In 1895, he was one of the founders of the London School of Economics. At Oxford, Mackinder was the driving force behind the creation of a School of Geography in 1899. In the same year, he led an expedition of the first Europeans to climb Mount Kenya. It was during this expedition that eight of his African porters were killed; it is disputed as to who killed them, as both Mackinder and another man, Edward Saunders were recorded issuing death threats. In 1902, he published Britain and the British Seas, which included the first comprehensive geomorphology of the British Isles and which became a classic in regional geography. He was a member of the Coefficients dining club, set up in 1902 by the Fabian campaigners Sidney and Beatrice Webb, which brought together social reformers and advocates of national efficiency.

Task prompt:
Answer each question from the passage on Mackinder:
(a) In what year was Mackinder one of the founders of the London School of Economics?
(b) Which mountain did the expedition he led in 1899 climb?
(c) Who set up the Coefficients dining club?
The data is separate material and has no connection to the passage on Mackinder.

Extracted records:
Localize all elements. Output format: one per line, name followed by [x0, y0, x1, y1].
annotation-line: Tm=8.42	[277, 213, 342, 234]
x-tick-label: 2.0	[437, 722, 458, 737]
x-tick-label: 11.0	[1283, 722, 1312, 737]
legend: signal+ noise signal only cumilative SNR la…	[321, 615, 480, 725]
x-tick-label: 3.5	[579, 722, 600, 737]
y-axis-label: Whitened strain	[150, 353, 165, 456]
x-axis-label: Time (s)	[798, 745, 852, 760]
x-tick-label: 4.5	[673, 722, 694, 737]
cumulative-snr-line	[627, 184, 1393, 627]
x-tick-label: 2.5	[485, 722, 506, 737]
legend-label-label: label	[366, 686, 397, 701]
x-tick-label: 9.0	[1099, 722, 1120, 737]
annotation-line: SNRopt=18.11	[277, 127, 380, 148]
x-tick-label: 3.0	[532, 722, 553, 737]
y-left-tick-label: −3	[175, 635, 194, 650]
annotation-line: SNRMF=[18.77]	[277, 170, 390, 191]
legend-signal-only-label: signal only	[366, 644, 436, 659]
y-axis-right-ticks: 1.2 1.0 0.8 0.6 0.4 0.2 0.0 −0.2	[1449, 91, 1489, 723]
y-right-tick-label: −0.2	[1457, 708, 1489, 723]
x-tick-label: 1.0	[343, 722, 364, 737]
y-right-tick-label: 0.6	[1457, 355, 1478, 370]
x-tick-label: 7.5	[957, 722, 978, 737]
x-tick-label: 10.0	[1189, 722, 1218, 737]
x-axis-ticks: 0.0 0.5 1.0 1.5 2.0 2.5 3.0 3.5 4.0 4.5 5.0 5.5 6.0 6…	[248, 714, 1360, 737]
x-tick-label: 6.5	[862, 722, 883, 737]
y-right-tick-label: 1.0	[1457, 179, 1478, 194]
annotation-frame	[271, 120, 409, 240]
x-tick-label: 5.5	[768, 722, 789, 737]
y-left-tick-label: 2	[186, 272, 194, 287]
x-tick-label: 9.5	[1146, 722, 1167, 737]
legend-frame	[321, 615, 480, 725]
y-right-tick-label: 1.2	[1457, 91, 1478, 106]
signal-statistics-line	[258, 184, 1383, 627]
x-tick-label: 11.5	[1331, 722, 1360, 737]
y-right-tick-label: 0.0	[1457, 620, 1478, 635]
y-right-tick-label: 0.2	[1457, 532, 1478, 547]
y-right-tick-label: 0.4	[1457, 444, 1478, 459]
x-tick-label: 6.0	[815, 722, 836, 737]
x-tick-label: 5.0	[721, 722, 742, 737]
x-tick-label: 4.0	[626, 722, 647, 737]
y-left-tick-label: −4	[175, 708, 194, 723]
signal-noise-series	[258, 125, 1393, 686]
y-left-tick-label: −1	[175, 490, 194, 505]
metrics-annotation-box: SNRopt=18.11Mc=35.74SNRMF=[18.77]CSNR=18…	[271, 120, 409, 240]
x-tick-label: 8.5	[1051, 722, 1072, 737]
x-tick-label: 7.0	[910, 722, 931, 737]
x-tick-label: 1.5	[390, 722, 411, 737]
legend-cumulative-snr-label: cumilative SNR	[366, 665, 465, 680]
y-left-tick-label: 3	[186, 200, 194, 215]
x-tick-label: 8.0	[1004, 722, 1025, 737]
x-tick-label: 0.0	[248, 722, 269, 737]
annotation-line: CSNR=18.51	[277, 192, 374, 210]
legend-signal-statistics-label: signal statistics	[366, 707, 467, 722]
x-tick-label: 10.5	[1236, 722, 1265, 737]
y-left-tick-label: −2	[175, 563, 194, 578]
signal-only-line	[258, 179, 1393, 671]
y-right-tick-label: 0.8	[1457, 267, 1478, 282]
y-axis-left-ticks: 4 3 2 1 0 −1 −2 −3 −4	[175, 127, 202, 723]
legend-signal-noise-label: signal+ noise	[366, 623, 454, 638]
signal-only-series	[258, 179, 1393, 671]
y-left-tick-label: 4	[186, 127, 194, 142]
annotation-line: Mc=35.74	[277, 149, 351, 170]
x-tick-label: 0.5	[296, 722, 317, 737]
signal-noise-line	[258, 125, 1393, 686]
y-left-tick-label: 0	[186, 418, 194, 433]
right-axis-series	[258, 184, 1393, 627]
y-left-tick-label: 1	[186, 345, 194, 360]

Response to this task:
(a) 1895
(b) Mount Kenya
(c) Sidney and Beatrice Webb